··· Records for the exercise
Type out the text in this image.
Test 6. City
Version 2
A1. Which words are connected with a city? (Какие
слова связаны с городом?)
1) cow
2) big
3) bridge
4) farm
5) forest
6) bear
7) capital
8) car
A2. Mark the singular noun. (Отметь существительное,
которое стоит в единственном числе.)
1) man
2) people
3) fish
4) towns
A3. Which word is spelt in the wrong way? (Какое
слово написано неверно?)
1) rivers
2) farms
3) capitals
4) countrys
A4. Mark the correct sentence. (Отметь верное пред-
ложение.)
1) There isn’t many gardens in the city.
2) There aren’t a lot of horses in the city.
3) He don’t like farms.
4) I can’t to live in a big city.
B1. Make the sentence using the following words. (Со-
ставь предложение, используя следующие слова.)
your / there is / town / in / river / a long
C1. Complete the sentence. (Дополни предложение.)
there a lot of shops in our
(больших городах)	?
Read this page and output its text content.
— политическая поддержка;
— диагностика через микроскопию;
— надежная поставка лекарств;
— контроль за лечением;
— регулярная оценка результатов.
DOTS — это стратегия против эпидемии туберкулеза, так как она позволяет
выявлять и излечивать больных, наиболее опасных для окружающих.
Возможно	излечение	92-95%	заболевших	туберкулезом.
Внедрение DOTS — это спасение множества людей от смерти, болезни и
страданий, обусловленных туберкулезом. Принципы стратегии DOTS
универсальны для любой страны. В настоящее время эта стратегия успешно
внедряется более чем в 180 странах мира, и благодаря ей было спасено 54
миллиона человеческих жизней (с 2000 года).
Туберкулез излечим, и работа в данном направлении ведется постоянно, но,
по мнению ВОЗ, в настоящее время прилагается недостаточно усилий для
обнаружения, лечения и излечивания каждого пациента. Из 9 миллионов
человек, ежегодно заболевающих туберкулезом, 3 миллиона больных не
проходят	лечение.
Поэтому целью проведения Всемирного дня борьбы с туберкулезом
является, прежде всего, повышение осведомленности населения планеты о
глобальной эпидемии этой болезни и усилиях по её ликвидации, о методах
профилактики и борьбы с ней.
······
··· Records for the exercise
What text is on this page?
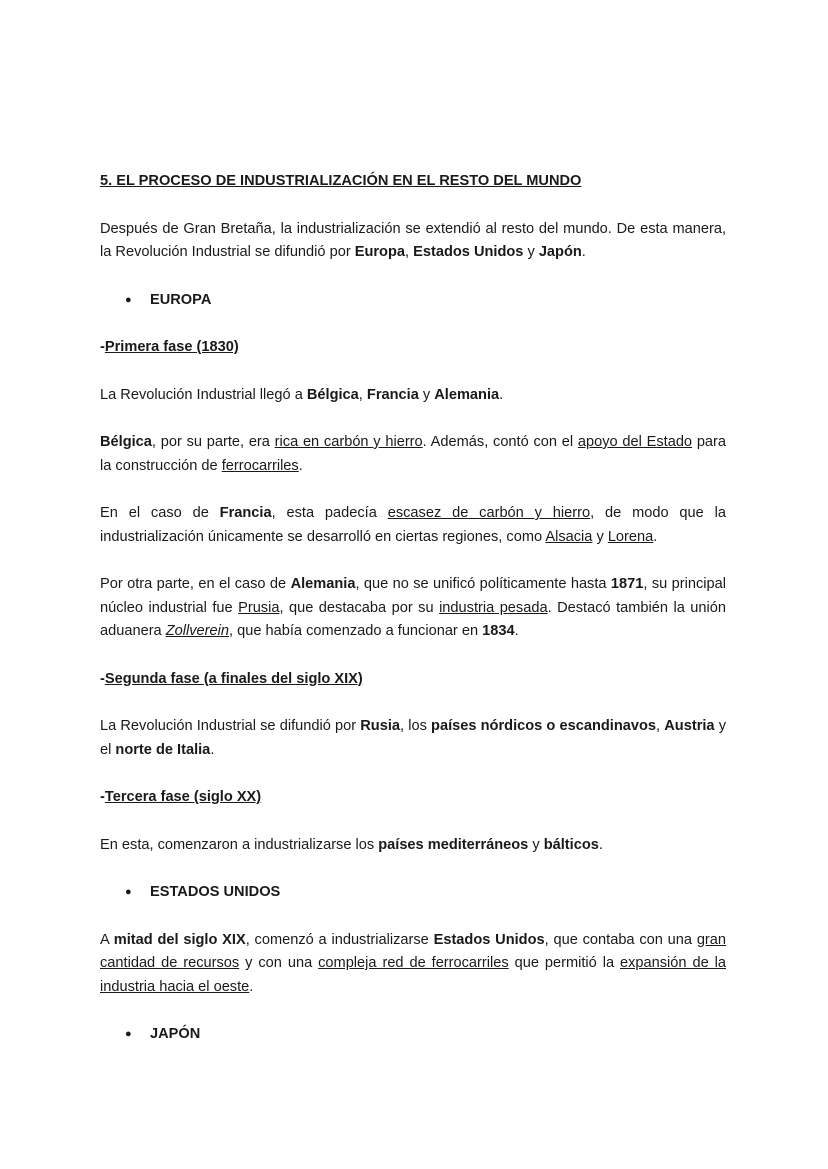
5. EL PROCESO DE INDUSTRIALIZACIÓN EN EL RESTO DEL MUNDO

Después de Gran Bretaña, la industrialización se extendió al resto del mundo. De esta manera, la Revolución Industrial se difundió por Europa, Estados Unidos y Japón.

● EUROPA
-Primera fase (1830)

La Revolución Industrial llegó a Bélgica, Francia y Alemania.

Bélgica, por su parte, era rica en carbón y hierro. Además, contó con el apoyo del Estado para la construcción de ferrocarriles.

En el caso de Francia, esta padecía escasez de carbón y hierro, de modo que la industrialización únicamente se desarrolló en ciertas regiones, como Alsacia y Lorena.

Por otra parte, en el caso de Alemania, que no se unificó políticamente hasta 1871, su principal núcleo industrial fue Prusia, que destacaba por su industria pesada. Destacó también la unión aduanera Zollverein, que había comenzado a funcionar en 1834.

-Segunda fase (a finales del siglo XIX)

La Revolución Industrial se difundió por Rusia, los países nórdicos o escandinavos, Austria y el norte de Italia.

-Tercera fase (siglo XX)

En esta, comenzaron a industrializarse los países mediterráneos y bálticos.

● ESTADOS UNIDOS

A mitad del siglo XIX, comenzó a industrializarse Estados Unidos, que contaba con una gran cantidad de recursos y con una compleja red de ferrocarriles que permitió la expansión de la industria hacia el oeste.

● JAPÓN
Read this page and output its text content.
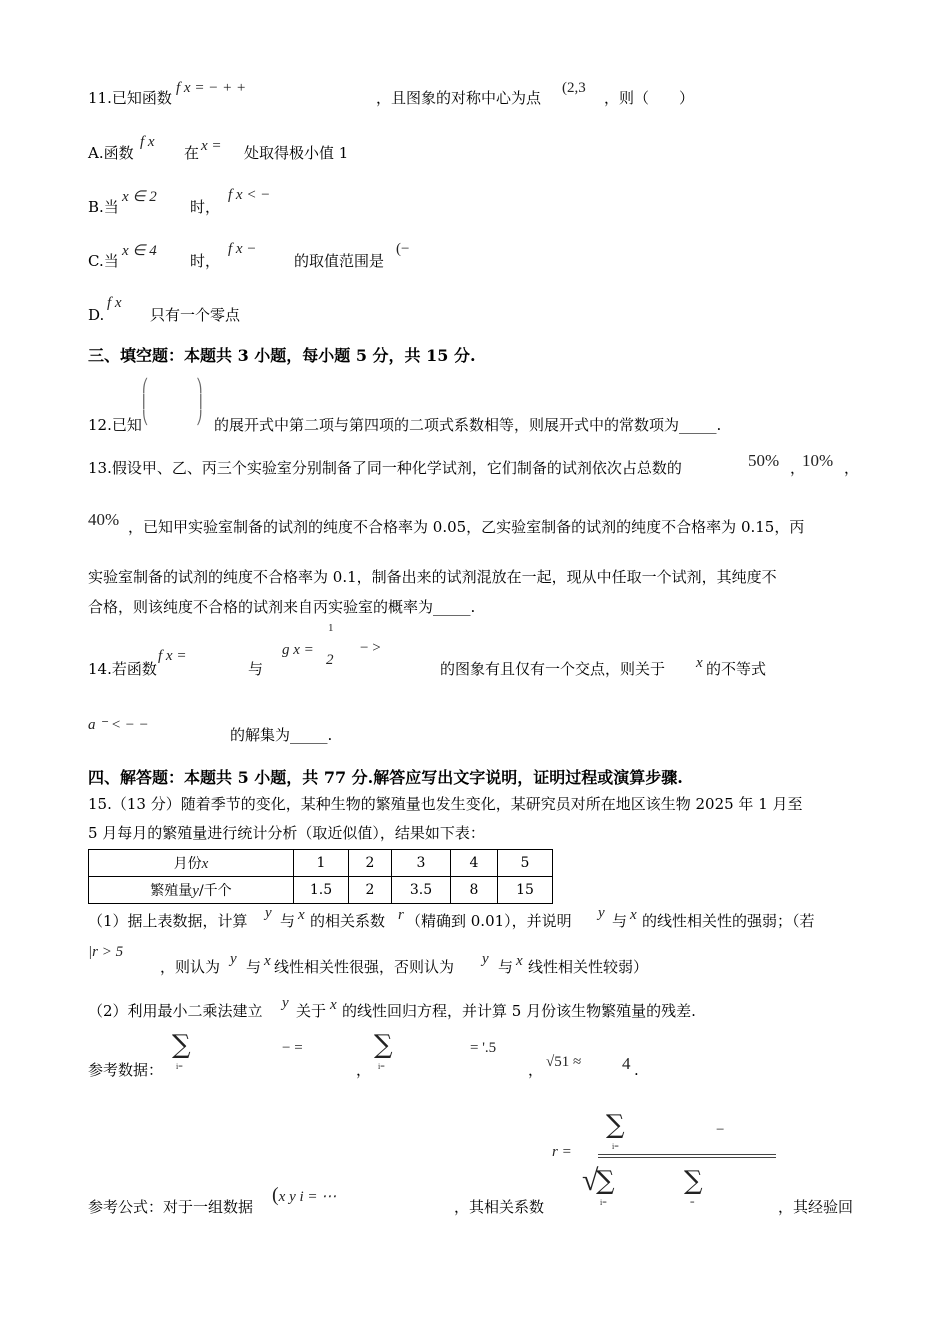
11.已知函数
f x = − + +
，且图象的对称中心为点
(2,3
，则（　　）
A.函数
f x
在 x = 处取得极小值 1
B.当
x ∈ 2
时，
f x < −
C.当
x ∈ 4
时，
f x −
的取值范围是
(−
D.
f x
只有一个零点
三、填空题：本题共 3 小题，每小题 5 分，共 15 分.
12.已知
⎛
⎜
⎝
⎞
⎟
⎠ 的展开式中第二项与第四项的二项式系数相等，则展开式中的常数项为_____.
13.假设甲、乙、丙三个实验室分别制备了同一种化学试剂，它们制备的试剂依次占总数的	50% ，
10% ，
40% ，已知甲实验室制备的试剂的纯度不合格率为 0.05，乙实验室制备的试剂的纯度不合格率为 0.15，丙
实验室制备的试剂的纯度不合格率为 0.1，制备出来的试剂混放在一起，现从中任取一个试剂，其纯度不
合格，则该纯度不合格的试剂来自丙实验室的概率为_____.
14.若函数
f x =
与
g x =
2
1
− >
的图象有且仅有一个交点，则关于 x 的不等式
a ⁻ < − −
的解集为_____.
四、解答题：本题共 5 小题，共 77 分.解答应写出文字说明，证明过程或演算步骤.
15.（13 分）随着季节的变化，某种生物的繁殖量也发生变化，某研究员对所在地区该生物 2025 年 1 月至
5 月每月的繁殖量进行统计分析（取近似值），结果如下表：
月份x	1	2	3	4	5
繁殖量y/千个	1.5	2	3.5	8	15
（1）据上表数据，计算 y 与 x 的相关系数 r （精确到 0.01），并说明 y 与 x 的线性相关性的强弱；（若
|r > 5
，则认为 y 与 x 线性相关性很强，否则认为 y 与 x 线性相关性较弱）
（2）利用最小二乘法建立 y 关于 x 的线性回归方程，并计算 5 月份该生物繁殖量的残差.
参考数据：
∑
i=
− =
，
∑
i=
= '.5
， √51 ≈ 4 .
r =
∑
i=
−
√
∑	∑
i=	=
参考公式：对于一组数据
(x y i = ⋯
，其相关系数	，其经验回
······
- Job -
State how many lines in the entries above include the word "Mark"; reply with the number alone.

- Exercise solution -
2